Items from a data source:
***

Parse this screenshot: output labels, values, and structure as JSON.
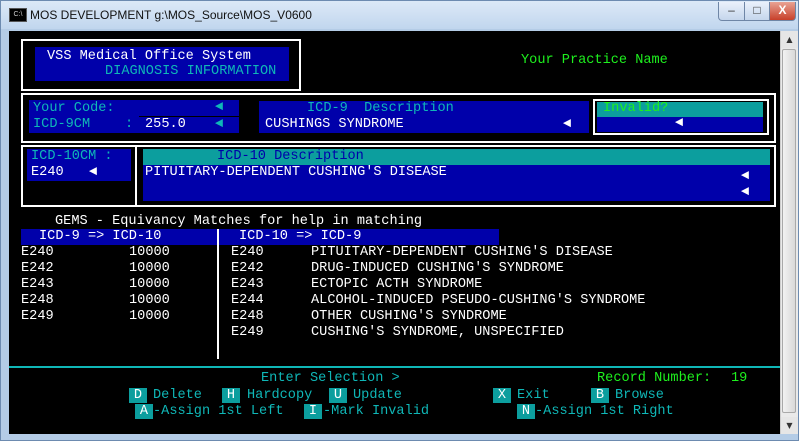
{
  "window": {
    "title": "MOS DEVELOPMENT  g:\\MOS_Source\\MOS_V0600",
    "icon": "console-icon",
    "min": "–",
    "max": "□",
    "close": "X"
  },
  "header": {
    "app_name": "VSS Medical Office System",
    "screen_name": "DIAGNOSIS INFORMATION",
    "practice_name": "Your Practice Name"
  },
  "code_section": {
    "your_code_label": "Your Code:",
    "your_code_value": "",
    "icd9_label": "ICD-9CM",
    "icd9_sep": ":",
    "icd9_value": "255.0",
    "icd9_desc_label": "ICD-9  Description",
    "icd9_desc_value": "CUSHINGS SYNDROME",
    "invalid_label": "Invalid?",
    "invalid_value": ""
  },
  "icd10_section": {
    "label": "ICD-10CM :",
    "code": "E240",
    "desc_label": "ICD-10 Description",
    "desc_lines": [
      "PITUITARY-DEPENDENT CUSHING'S DISEASE",
      "",
      ""
    ]
  },
  "gems": {
    "title": "GEMS - Equivancy Matches for help in matching",
    "left_header": "ICD-9 => ICD-10",
    "right_header": "ICD-10 => ICD-9",
    "left_rows": [
      {
        "code": "E240",
        "flag": "10000"
      },
      {
        "code": "E242",
        "flag": "10000"
      },
      {
        "code": "E243",
        "flag": "10000"
      },
      {
        "code": "E248",
        "flag": "10000"
      },
      {
        "code": "E249",
        "flag": "10000"
      }
    ],
    "right_rows": [
      {
        "code": "E240",
        "desc": "PITUITARY-DEPENDENT CUSHING'S DISEASE"
      },
      {
        "code": "E242",
        "desc": "DRUG-INDUCED CUSHING'S SYNDROME"
      },
      {
        "code": "E243",
        "desc": "ECTOPIC ACTH SYNDROME"
      },
      {
        "code": "E244",
        "desc": "ALCOHOL-INDUCED PSEUDO-CUSHING'S SYNDROME"
      },
      {
        "code": "E248",
        "desc": "OTHER CUSHING'S SYNDROME"
      },
      {
        "code": "E249",
        "desc": "CUSHING'S SYNDROME, UNSPECIFIED"
      }
    ]
  },
  "footer": {
    "prompt": "Enter Selection >",
    "record_label": "Record Number:",
    "record_number": "19",
    "commands": [
      {
        "key": "D",
        "label": "Delete"
      },
      {
        "key": "H",
        "label": "Hardcopy"
      },
      {
        "key": "U",
        "label": "Update"
      },
      {
        "key": "X",
        "label": "Exit"
      },
      {
        "key": "B",
        "label": "Browse"
      },
      {
        "key": "A",
        "label": "-Assign 1st Left"
      },
      {
        "key": "I",
        "label": "-Mark Invalid"
      },
      {
        "key": "N",
        "label": "-Assign 1st Right"
      }
    ]
  },
  "glyphs": {
    "left_arrow": "◄",
    "scroll_up": "▲",
    "scroll_down": "▼"
  }
}
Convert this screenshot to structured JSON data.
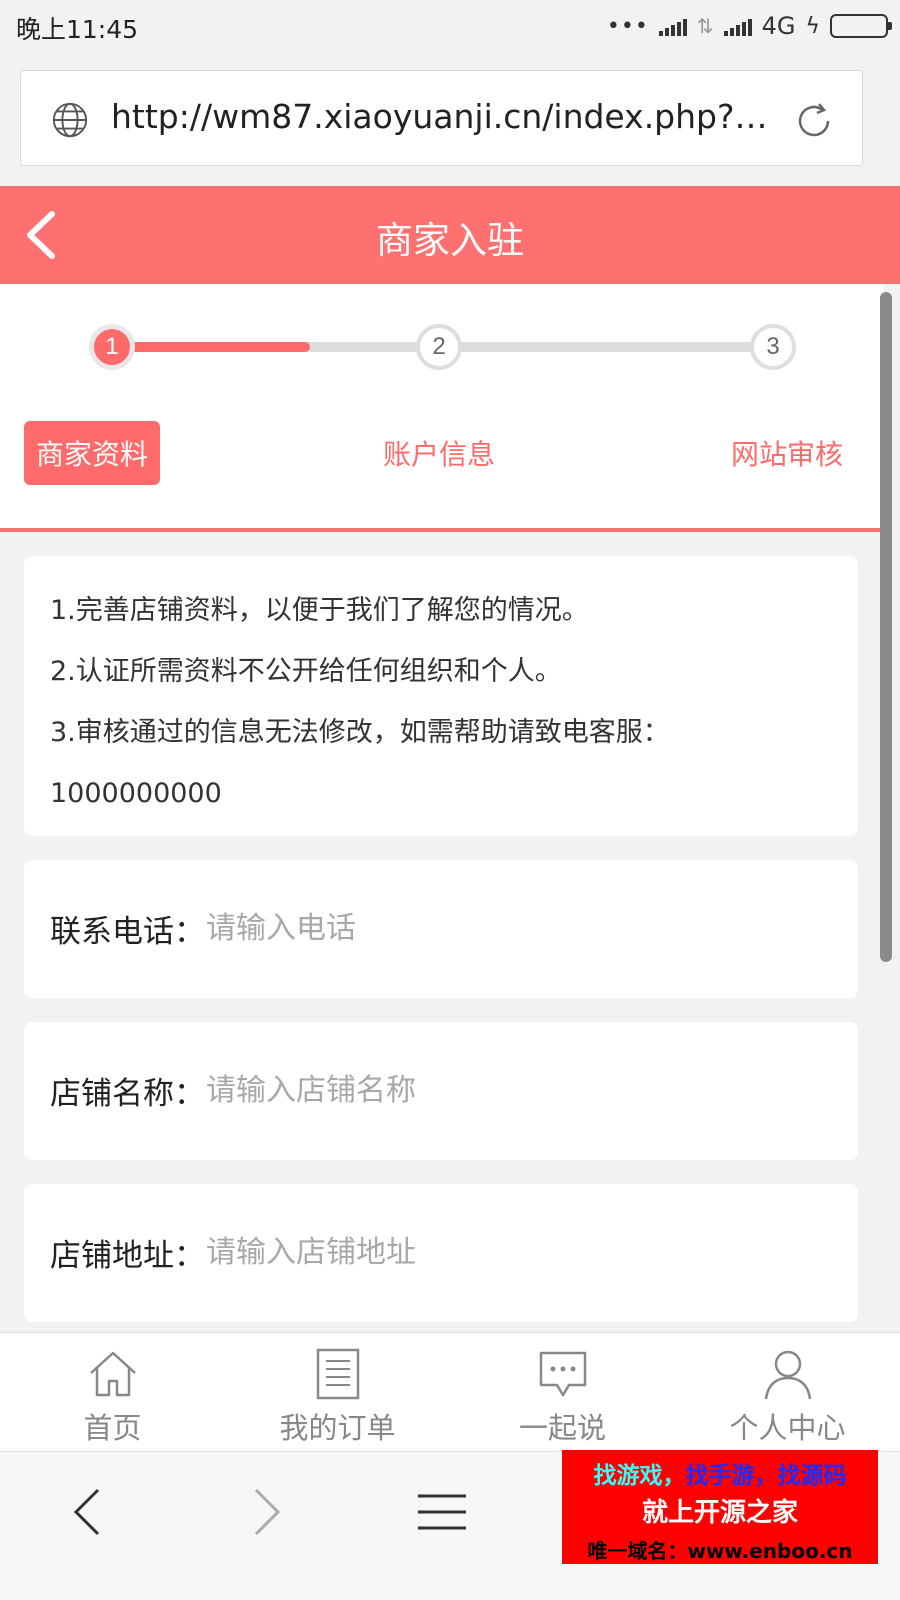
{
  "status_bar": {
    "time": "晚上11:45",
    "dots": "•••",
    "network": "4G",
    "colors": {
      "battery": "#4cd137"
    }
  },
  "browser": {
    "url": "http://wm87.xiaoyuanji.cn/index.php?ctrl...",
    "icons": {
      "left": "globe-icon",
      "right": "refresh-icon"
    }
  },
  "header": {
    "title": "商家入驻",
    "back_icon": "chevron-left-icon",
    "colors": {
      "background": "#ff7070"
    }
  },
  "steps": {
    "progress_fraction": 0.3,
    "items": [
      {
        "number": "1",
        "label": "商家资料",
        "active": true
      },
      {
        "number": "2",
        "label": "账户信息",
        "active": false
      },
      {
        "number": "3",
        "label": "网站审核",
        "active": false
      }
    ]
  },
  "notice": {
    "lines": [
      "1.完善店铺资料，以便于我们了解您的情况。",
      "2.认证所需资料不公开给任何组织和个人。",
      "3.审核通过的信息无法修改，如需帮助请致电客服：",
      "1000000000"
    ]
  },
  "form": {
    "fields": [
      {
        "label": "联系电话：",
        "placeholder": "请输入电话",
        "value": ""
      },
      {
        "label": "店铺名称：",
        "placeholder": "请输入店铺名称",
        "value": ""
      },
      {
        "label": "店铺地址：",
        "placeholder": "请输入店铺地址",
        "value": ""
      }
    ]
  },
  "tab_bar": {
    "items": [
      {
        "label": "首页",
        "icon": "home-icon"
      },
      {
        "label": "我的订单",
        "icon": "order-list-icon"
      },
      {
        "label": "一起说",
        "icon": "chat-bubble-icon"
      },
      {
        "label": "个人中心",
        "icon": "user-icon"
      }
    ]
  },
  "browser_nav": {
    "icons": [
      "back-arrow-icon",
      "forward-arrow-icon",
      "menu-icon"
    ]
  },
  "watermark": {
    "line1_a": "找游戏，",
    "line1_b": "找手游，找源码",
    "line2": "就上开源之家",
    "line3": "唯一域名：www.enboo.cn"
  }
}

***

CHALLENGE
Leave out every line without the string "screenshot" and copy the rest.

COMPLETE RESPONSE
Parse this screenshot: output labels, values, and structure as JSON.
Convert this screenshot to structured JSON data.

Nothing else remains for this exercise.